▶ [Exercise material]
══════════

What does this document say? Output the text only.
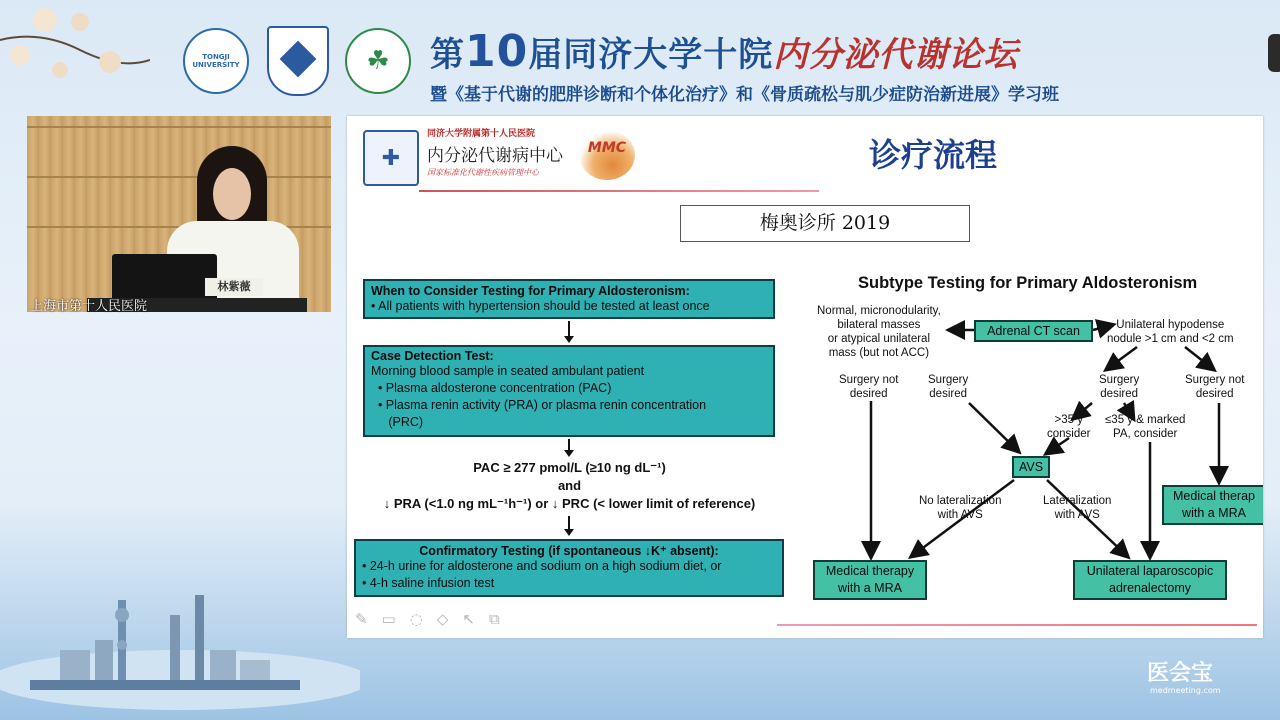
TONGJI UNIVERSITY	☘ 第10届同济大学十院内分泌代谢论坛
暨《基于代谢的肥胖诊断和个体化治疗》和《骨质疏松与肌少症防治新进展》学习班
林紫薇
上海市第十人民医院
✚
同济大学附属第十人民医院
内分泌代谢病中心
国家标准化代谢性疾病管理中心
MMC	诊疗流程
梅奥诊所 2019
When to Consider Testing for Primary Aldosteronism:
• All patients with hypertension should be tested at least once
Case Detection Test:
Morning blood sample in seated ambulant patient
• Plasma aldosterone concentration (PAC)
• Plasma renin activity (PRA) or plasma renin concentration
(PRC)
PAC ≥ 277 pmol/L (≥10 ng dL⁻¹)
and
↓ PRA (<1.0 ng mL⁻¹h⁻¹) or ↓ PRC (< lower limit of reference)
Confirmatory Testing (if spontaneous ↓K⁺ absent):
• 24-h urine for aldosterone and sodium on a high sodium diet, or
• 4-h saline infusion test
Subtype Testing for Primary Aldosteronism
Adrenal CT scan
Normal, micronodularity,
bilateral masses
or atypical unilateral
mass (but not ACC)
Unilateral hypodense
nodule >1 cm and <2 cm
Surgery not
desired
Surgery
desired
Surgery
desired
Surgery not
desired
>35 y
consider
≤35 y & marked
PA, consider
AVS
No lateralization
with AVS
Lateralization
with AVS
Medical therapy
with a MRA
Unilateral laparoscopic
adrenalectomy
Medical therap
with a MRA
✎▭◌◇↖⧉
医会宝
medmeeting.com
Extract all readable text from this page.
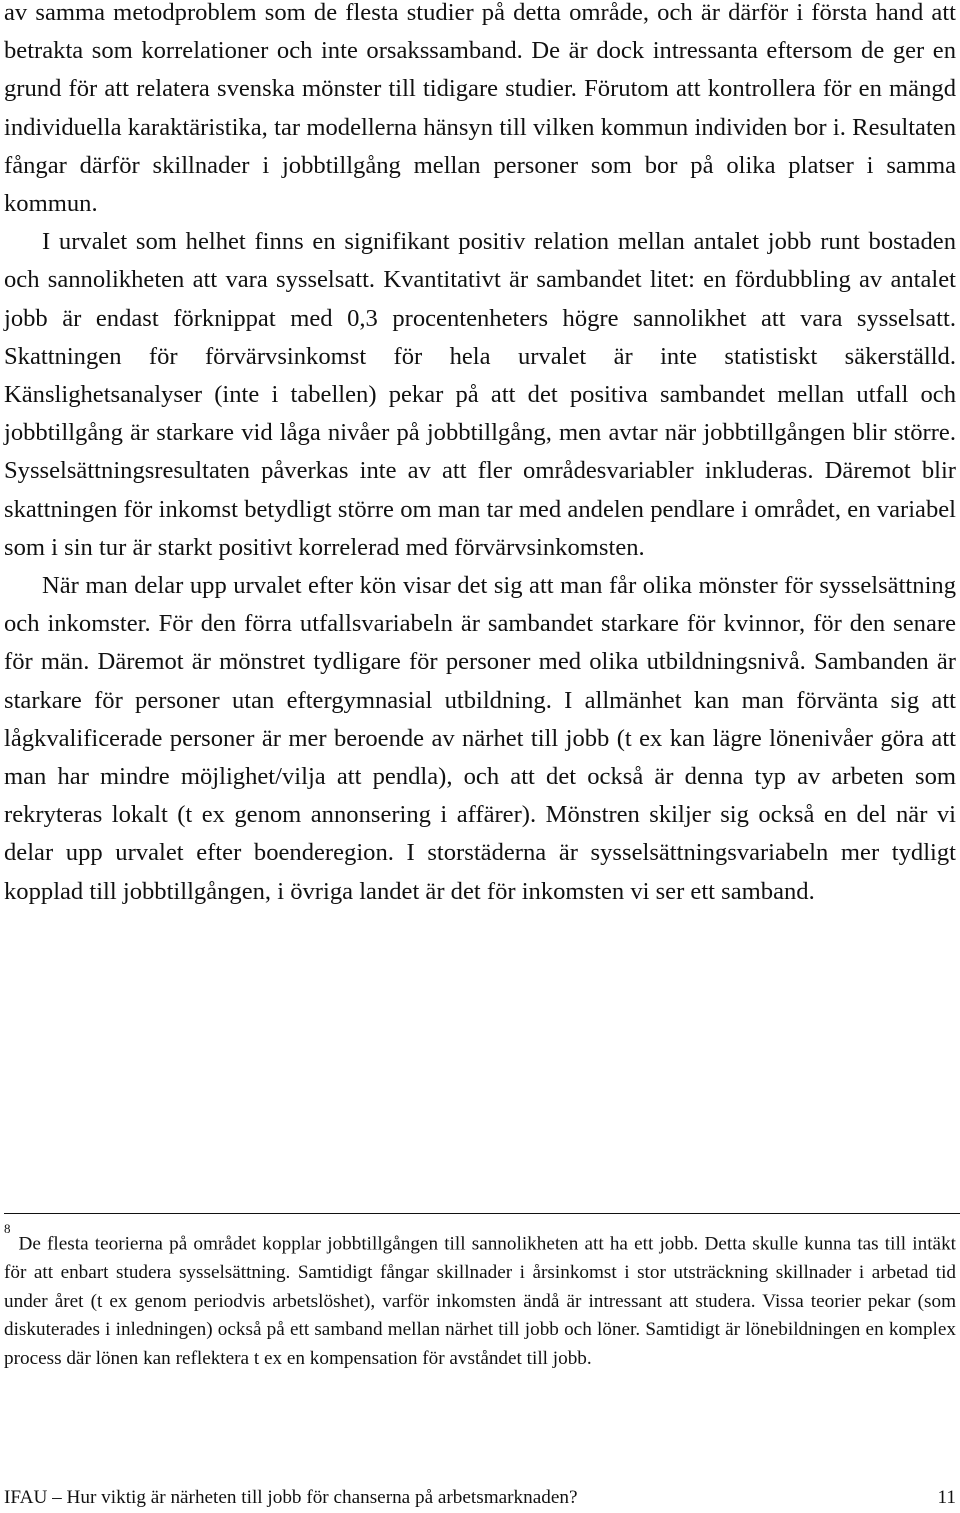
av samma metodproblem som de flesta studier på detta område, och är därför i första hand att betrakta som korrelationer och inte orsakssamband. De är dock intressanta eftersom de ger en grund för att relatera svenska mönster till tidigare studier. Förutom att kontrollera för en mängd individuella karaktäristika, tar modellerna hänsyn till vilken kommun individen bor i. Resultaten fångar därför skillnader i jobbtillgång mellan personer som bor på olika platser i samma kommun.

I urvalet som helhet finns en signifikant positiv relation mellan antalet jobb runt bostaden och sannolikheten att vara sysselsatt. Kvantitativt är sambandet litet: en fördubbling av antalet jobb är endast förknippat med 0,3 procentenheters högre sannolikhet att vara sysselsatt. Skattningen för förvärvsinkomst för hela urvalet är inte statistiskt säkerställd. Känslighetsanalyser (inte i tabellen) pekar på att det positiva sambandet mellan utfall och jobbtillgång är starkare vid låga nivåer på jobbtillgång, men avtar när jobbtillgången blir större. Sysselsättningsresultaten påverkas inte av att fler områdesvariabler inkluderas. Däremot blir skattningen för inkomst betydligt större om man tar med andelen pendlare i området, en variabel som i sin tur är starkt positivt korrelerad med förvärvsinkomsten.

När man delar upp urvalet efter kön visar det sig att man får olika mönster för sysselsättning och inkomster. För den förra utfallsvariabeln är sambandet starkare för kvinnor, för den senare för män. Däremot är mönstret tydligare för personer med olika utbildningsnivå. Sambanden är starkare för personer utan eftergymnasial utbildning. I allmänhet kan man förvänta sig att lågkvalificerade personer är mer beroende av närhet till jobb (t ex kan lägre lönenivåer göra att man har mindre möjlighet/vilja att pendla), och att det också är denna typ av arbeten som rekryteras lokalt (t ex genom annonsering i affärer). Mönstren skiljer sig också en del när vi delar upp urvalet efter boenderegion. I storstäderna är sysselsättningsvariabeln mer tydligt kopplad till jobbtillgången, i övriga landet är det för inkomsten vi ser ett samband.

$^8$De flesta teorierna på området kopplar jobbtillgången till sannolikheten att ha ett jobb. Detta skulle kunna tas till intäkt för att enbart studera sysselsättning. Samtidigt fångar skillnader i årsinkomst i stor utsträckning skillnader i arbetad tid under året (t ex genom periodvis arbetslöshet), varför inkomsten ändå är intressant att studera. Vissa teorier pekar (som diskuterades i inledningen) också på ett samband mellan närhet till jobb och löner. Samtidigt är lönebildningen en komplex process där lönen kan reflektera t ex en kompensation för avståndet till jobb.

IFAU – Hur viktig är närheten till jobb för chanserna på arbetsmarknaden?	11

══════════

▶ [Aim of the task]
With the pictures set aside, repeat every entry above exactly.

▶ [Result for this exercise]
What does this document say? Output the text only.
TONGJI UNIVERSITY	☘ 第10届同济大学十院内分泌代谢论坛
暨《基于代谢的肥胖诊断和个体化治疗》和《骨质疏松与肌少症防治新进展》学习班
林紫薇
上海市第十人民医院
✚
同济大学附属第十人民医院
内分泌代谢病中心
国家标准化代谢性疾病管理中心
MMC	诊疗流程
梅奥诊所 2019
When to Consider Testing for Primary Aldosteronism:
• All patients with hypertension should be tested at least once
Case Detection Test:
Morning blood sample in seated ambulant patient
• Plasma aldosterone concentration (PAC)
• Plasma renin activity (PRA) or plasma renin concentration
(PRC)
PAC ≥ 277 pmol/L (≥10 ng dL⁻¹)
and
↓ PRA (<1.0 ng mL⁻¹h⁻¹) or ↓ PRC (< lower limit of reference)
Confirmatory Testing (if spontaneous ↓K⁺ absent):
• 24-h urine for aldosterone and sodium on a high sodium diet, or
• 4-h saline infusion test
Subtype Testing for Primary Aldosteronism
Adrenal CT scan
Normal, micronodularity,
bilateral masses
or atypical unilateral
mass (but not ACC)
Unilateral hypodense
nodule >1 cm and <2 cm
Surgery not
desired
Surgery
desired
Surgery
desired
Surgery not
desired
>35 y
consider
≤35 y & marked
PA, consider
AVS
No lateralization
with AVS
Lateralization
with AVS
Medical therapy
with a MRA
Unilateral laparoscopic
adrenalectomy
Medical therap
with a MRA
✎▭◌◇↖⧉
医会宝
medmeeting.com
Extract all readable text from this page.
av samma metodproblem som de flesta studier på detta område, och är därför i första hand att betrakta som korrelationer och inte orsakssamband. De är dock intressanta eftersom de ger en grund för att relatera svenska mönster till tidigare studier. Förutom att kontrollera för en mängd individuella karaktäristika, tar modellerna hänsyn till vilken kommun individen bor i. Resultaten fångar därför skillnader i jobbtillgång mellan personer som bor på olika platser i samma kommun.

I urvalet som helhet finns en signifikant positiv relation mellan antalet jobb runt bostaden och sannolikheten att vara sysselsatt. Kvantitativt är sambandet litet: en fördubbling av antalet jobb är endast förknippat med 0,3 procentenheters högre sannolikhet att vara sysselsatt. Skattningen för förvärvsinkomst för hela urvalet är inte statistiskt säkerställd. Känslighetsanalyser (inte i tabellen) pekar på att det positiva sambandet mellan utfall och jobbtillgång är starkare vid låga nivåer på jobbtillgång, men avtar när jobbtillgången blir större. Sysselsättningsresultaten påverkas inte av att fler områdesvariabler inkluderas. Däremot blir skattningen för inkomst betydligt större om man tar med andelen pendlare i området, en variabel som i sin tur är starkt positivt korrelerad med förvärvsinkomsten.

När man delar upp urvalet efter kön visar det sig att man får olika mönster för sysselsättning och inkomster. För den förra utfallsvariabeln är sambandet starkare för kvinnor, för den senare för män. Däremot är mönstret tydligare för personer med olika utbildningsnivå. Sambanden är starkare för personer utan eftergymnasial utbildning. I allmänhet kan man förvänta sig att lågkvalificerade personer är mer beroende av närhet till jobb (t ex kan lägre lönenivåer göra att man har mindre möjlighet/vilja att pendla), och att det också är denna typ av arbeten som rekryteras lokalt (t ex genom annonsering i affärer). Mönstren skiljer sig också en del när vi delar upp urvalet efter boenderegion. I storstäderna är sysselsättningsvariabeln mer tydligt kopplad till jobbtillgången, i övriga landet är det för inkomsten vi ser ett samband.

$^8$De flesta teorierna på området kopplar jobbtillgången till sannolikheten att ha ett jobb. Detta skulle kunna tas till intäkt för att enbart studera sysselsättning. Samtidigt fångar skillnader i årsinkomst i stor utsträckning skillnader i arbetad tid under året (t ex genom periodvis arbetslöshet), varför inkomsten ändå är intressant att studera. Vissa teorier pekar (som diskuterades i inledningen) också på ett samband mellan närhet till jobb och löner. Samtidigt är lönebildningen en komplex process där lönen kan reflektera t ex en kompensation för avståndet till jobb.

IFAU – Hur viktig är närheten till jobb för chanserna på arbetsmarknaden?	11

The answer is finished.